··· Supplied records

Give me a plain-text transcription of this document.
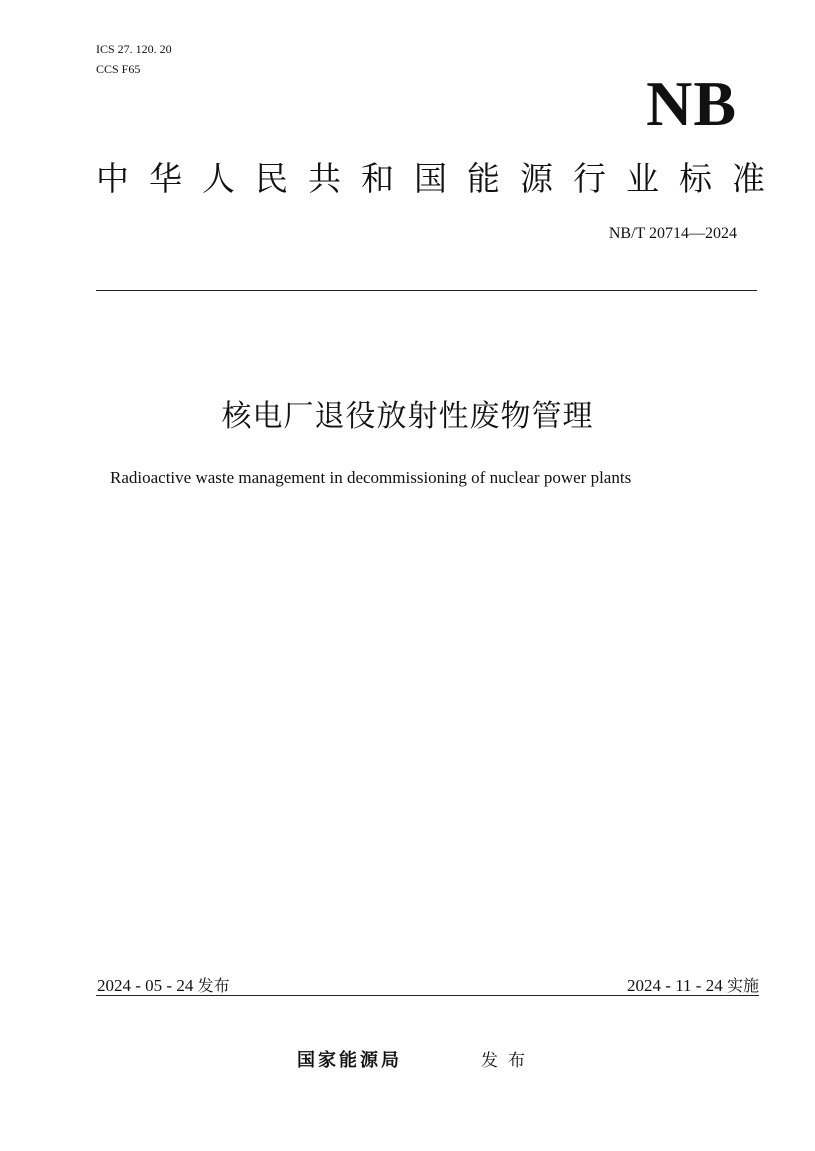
ICS 27. 120. 20
CCS F65	NB
中华人民共和国能源行业标准
NB/T 20714—2024
核电厂退役放射性废物管理
Radioactive waste management in decommissioning of nuclear power plants
2024 - 05 - 24 发布	2024 - 11 - 24 实施
国家能源局	发布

······

- [The request]: Please write out all of the material above without changing a word, and omit any pictures.

- [Task answer]:
Give me a plain-text transcription of this document.
ICS 27. 120. 20
CCS F65	NB
中华人民共和国能源行业标准
NB/T 20714—2024
核电厂退役放射性废物管理
Radioactive waste management in decommissioning of nuclear power plants
2024 - 05 - 24 发布	2024 - 11 - 24 实施
国家能源局	发布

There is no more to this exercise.